Dataset content
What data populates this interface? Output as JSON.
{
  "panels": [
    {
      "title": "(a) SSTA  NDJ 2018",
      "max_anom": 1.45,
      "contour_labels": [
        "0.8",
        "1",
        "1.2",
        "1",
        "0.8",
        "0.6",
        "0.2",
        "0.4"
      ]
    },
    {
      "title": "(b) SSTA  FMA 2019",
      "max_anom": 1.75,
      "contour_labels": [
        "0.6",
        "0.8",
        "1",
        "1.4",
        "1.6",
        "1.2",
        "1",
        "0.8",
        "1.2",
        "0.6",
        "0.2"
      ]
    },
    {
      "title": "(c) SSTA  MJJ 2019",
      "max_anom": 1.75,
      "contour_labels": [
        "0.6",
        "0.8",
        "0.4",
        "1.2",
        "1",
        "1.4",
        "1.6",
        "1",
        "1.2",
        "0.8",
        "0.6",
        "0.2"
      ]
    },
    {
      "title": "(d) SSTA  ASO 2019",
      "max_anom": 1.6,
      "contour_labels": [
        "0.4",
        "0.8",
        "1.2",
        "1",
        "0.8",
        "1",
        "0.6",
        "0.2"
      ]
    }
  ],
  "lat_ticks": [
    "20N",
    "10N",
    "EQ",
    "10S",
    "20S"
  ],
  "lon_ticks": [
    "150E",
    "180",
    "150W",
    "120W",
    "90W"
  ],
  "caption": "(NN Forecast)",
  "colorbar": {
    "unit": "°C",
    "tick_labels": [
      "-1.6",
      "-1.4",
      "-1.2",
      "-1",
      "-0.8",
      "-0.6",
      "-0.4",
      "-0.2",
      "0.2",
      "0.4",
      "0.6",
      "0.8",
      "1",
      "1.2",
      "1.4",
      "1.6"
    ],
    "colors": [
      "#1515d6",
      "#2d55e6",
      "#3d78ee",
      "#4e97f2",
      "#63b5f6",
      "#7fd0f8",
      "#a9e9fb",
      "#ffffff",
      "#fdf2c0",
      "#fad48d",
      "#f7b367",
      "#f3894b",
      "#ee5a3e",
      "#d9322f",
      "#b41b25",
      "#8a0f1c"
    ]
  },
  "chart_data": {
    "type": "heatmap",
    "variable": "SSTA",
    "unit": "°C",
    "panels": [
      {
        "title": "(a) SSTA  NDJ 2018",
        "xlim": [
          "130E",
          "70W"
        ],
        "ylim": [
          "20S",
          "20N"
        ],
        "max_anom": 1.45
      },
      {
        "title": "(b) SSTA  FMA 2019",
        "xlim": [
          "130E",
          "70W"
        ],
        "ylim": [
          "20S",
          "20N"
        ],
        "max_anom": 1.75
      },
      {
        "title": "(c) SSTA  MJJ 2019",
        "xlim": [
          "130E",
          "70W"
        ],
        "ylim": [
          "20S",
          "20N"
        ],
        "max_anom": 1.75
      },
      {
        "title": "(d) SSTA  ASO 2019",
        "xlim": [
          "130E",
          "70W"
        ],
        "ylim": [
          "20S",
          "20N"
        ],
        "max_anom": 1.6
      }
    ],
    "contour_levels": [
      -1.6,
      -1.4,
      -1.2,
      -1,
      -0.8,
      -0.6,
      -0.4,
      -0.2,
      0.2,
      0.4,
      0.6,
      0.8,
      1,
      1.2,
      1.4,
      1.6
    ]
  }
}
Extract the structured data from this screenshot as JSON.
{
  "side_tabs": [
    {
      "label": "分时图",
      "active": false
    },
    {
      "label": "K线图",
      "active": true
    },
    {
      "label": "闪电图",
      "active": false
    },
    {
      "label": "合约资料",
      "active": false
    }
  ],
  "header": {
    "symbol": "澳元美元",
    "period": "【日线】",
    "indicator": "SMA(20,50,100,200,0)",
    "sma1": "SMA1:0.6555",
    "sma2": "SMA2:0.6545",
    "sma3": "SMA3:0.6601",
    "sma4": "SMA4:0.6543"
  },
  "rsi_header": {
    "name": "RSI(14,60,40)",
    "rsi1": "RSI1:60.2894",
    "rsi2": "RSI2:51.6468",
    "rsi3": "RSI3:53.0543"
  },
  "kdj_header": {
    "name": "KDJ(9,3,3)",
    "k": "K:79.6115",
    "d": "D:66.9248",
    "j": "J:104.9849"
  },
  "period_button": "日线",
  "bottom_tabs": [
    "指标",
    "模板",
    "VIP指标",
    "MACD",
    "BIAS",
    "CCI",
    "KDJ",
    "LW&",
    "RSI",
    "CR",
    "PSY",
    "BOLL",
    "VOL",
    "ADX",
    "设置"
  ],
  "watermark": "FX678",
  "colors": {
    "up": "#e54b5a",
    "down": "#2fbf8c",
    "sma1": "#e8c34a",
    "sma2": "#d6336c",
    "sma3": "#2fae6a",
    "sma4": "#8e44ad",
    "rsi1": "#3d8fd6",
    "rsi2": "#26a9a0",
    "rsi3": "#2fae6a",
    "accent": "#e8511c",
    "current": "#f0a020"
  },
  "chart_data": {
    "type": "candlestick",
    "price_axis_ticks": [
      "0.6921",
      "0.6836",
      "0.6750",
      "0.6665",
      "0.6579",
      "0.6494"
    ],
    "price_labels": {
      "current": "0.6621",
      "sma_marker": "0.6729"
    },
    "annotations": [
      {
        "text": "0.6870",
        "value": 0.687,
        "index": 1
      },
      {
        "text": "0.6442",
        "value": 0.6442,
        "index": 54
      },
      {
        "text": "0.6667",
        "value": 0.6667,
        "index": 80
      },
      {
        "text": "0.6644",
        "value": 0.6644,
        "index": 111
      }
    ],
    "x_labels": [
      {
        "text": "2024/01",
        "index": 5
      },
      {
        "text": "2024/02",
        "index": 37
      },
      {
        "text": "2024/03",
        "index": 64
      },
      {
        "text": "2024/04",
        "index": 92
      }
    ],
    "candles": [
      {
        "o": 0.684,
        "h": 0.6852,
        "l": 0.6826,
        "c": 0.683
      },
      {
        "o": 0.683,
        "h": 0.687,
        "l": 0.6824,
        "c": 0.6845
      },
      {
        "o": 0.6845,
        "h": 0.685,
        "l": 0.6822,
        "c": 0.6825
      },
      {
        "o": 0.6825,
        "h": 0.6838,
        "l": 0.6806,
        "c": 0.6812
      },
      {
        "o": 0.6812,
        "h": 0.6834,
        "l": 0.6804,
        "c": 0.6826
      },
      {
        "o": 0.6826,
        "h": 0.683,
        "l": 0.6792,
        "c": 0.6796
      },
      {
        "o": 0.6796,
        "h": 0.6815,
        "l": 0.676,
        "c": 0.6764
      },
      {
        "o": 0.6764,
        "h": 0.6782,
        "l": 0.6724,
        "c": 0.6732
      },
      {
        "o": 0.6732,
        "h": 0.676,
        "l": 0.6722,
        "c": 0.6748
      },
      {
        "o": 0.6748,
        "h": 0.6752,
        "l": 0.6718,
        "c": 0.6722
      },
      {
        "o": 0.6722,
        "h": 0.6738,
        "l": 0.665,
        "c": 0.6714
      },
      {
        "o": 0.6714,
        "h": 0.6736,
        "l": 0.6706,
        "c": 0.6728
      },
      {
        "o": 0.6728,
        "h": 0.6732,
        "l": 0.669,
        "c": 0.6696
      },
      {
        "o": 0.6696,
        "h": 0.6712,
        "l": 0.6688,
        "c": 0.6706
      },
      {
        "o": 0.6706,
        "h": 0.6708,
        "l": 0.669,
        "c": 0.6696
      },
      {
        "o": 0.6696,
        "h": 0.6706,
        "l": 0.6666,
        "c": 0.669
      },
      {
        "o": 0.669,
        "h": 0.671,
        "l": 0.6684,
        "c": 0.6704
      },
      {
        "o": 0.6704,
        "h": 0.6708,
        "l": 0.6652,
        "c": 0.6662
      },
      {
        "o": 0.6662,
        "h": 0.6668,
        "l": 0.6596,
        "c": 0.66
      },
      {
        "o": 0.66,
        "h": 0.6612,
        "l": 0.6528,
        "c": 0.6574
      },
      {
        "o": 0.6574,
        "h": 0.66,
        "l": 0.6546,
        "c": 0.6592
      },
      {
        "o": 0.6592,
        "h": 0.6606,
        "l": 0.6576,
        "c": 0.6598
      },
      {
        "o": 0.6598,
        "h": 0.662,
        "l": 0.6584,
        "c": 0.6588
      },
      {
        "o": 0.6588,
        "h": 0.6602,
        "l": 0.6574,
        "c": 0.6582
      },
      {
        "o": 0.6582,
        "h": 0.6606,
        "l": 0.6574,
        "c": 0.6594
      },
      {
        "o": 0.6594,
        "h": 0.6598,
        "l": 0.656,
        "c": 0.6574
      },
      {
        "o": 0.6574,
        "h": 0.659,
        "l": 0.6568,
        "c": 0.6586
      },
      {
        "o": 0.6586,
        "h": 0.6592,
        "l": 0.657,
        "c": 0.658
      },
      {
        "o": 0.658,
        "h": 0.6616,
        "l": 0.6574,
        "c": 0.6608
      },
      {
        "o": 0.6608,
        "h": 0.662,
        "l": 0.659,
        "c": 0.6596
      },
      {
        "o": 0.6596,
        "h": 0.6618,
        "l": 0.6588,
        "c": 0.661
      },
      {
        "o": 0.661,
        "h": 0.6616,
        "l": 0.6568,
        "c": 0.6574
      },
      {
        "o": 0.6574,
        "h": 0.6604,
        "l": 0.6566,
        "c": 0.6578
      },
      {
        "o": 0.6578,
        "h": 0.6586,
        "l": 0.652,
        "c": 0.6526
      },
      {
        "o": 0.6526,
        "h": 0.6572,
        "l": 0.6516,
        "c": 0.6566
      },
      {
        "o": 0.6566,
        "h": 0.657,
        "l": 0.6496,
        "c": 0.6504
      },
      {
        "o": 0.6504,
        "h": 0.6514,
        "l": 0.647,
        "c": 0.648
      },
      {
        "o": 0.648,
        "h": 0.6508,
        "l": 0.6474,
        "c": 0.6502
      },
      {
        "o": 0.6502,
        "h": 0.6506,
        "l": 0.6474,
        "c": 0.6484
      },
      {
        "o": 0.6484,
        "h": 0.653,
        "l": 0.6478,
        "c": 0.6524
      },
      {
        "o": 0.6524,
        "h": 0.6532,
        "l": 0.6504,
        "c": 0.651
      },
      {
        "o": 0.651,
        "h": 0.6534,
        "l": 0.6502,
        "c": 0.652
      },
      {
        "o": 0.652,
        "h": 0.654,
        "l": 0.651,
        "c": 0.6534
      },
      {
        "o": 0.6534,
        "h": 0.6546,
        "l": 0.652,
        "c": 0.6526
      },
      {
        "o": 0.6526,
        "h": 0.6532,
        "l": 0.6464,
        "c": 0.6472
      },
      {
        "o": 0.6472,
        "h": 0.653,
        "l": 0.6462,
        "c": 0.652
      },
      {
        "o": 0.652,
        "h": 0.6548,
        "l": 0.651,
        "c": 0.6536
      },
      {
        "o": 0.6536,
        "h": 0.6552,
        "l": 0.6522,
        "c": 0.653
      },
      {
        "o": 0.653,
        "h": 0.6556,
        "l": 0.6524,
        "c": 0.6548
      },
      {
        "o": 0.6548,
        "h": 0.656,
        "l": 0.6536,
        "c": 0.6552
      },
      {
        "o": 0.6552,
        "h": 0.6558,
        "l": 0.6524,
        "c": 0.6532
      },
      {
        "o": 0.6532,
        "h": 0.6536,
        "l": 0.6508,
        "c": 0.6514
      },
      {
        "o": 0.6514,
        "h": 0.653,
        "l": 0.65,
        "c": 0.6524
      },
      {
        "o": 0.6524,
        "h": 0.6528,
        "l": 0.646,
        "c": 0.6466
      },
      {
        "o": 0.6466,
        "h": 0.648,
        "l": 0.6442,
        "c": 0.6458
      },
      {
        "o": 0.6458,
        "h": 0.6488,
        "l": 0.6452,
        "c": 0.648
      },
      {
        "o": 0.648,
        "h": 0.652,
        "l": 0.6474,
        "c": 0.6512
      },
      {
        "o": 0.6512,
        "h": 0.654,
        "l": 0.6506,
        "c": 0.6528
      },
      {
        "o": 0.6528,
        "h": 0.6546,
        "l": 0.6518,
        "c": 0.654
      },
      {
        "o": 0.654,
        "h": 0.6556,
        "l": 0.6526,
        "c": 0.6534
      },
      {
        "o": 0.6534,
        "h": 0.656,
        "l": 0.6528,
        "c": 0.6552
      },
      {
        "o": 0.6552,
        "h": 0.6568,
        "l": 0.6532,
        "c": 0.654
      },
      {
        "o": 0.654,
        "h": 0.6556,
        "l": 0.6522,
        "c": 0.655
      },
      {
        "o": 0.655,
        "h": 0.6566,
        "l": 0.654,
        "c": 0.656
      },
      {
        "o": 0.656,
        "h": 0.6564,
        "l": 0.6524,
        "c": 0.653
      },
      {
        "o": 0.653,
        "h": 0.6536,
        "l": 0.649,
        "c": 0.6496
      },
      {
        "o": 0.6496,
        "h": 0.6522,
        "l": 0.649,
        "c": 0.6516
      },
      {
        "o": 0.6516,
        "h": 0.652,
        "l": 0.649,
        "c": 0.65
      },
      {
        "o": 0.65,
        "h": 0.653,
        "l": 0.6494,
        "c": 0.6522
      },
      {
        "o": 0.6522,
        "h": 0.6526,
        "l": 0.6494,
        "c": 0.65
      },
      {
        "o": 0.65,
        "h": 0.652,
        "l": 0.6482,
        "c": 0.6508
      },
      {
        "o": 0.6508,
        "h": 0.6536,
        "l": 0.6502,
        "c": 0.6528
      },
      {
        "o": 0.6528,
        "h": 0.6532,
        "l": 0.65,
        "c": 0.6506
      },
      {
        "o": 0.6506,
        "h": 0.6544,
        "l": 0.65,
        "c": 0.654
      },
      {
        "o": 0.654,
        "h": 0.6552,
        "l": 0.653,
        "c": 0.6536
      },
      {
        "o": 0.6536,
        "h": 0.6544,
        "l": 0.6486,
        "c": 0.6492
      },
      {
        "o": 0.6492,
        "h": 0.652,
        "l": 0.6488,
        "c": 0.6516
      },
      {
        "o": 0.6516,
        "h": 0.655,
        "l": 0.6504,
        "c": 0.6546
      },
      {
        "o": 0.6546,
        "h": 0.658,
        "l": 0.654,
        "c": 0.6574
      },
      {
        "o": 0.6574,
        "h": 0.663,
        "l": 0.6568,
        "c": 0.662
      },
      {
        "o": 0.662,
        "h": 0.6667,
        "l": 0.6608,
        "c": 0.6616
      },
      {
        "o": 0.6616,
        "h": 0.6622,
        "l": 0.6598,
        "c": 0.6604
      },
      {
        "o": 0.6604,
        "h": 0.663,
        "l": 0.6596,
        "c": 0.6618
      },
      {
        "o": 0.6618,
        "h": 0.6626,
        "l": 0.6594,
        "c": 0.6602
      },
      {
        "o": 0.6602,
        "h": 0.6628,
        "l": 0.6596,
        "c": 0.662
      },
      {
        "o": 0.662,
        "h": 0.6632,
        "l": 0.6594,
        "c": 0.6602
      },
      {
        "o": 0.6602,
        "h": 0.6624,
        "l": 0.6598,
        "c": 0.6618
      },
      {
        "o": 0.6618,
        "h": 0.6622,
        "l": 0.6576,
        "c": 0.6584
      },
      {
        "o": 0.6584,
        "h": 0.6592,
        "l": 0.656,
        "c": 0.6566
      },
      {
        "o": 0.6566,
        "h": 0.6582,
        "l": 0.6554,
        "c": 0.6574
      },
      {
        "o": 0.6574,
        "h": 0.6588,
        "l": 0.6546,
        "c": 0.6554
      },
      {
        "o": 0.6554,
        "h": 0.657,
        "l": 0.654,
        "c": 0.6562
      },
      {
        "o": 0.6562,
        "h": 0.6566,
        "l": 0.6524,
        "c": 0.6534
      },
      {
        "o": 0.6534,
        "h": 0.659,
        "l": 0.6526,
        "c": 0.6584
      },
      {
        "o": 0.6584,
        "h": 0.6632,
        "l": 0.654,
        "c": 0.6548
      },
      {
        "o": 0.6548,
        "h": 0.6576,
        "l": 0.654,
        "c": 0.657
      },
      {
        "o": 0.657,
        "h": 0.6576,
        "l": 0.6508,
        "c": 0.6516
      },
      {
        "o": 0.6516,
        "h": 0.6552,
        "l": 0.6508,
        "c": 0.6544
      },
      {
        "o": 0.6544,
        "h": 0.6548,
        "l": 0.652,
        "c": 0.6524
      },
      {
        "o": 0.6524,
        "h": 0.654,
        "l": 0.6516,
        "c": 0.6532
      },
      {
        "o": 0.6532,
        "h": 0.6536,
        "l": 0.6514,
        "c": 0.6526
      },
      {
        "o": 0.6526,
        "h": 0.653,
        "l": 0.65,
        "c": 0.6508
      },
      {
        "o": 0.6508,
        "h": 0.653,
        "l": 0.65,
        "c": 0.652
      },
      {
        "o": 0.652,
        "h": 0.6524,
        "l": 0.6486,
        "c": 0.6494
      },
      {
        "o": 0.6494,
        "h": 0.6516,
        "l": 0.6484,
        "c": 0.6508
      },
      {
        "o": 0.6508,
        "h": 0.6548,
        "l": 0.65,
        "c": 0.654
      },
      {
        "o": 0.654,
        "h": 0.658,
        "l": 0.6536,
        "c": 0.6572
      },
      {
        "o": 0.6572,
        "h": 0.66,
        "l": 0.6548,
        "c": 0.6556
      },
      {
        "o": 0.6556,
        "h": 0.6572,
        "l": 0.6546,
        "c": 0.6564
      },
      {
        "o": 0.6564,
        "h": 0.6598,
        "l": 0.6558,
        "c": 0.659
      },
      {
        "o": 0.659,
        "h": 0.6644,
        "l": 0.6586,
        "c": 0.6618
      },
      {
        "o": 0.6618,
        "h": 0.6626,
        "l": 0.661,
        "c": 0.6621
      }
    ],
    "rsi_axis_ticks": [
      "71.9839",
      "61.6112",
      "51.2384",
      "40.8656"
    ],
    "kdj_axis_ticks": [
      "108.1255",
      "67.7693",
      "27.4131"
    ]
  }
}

Stated goal
Identify all lines in the records above with the word "text".

Solution for this exercise
        "text": "0.6870",
        "text": "0.6442",
        "text": "0.6667",
        "text": "0.6644",
        "text": "2024/01",
        "text": "2024/02",
        "text": "2024/03",
        "text": "2024/04",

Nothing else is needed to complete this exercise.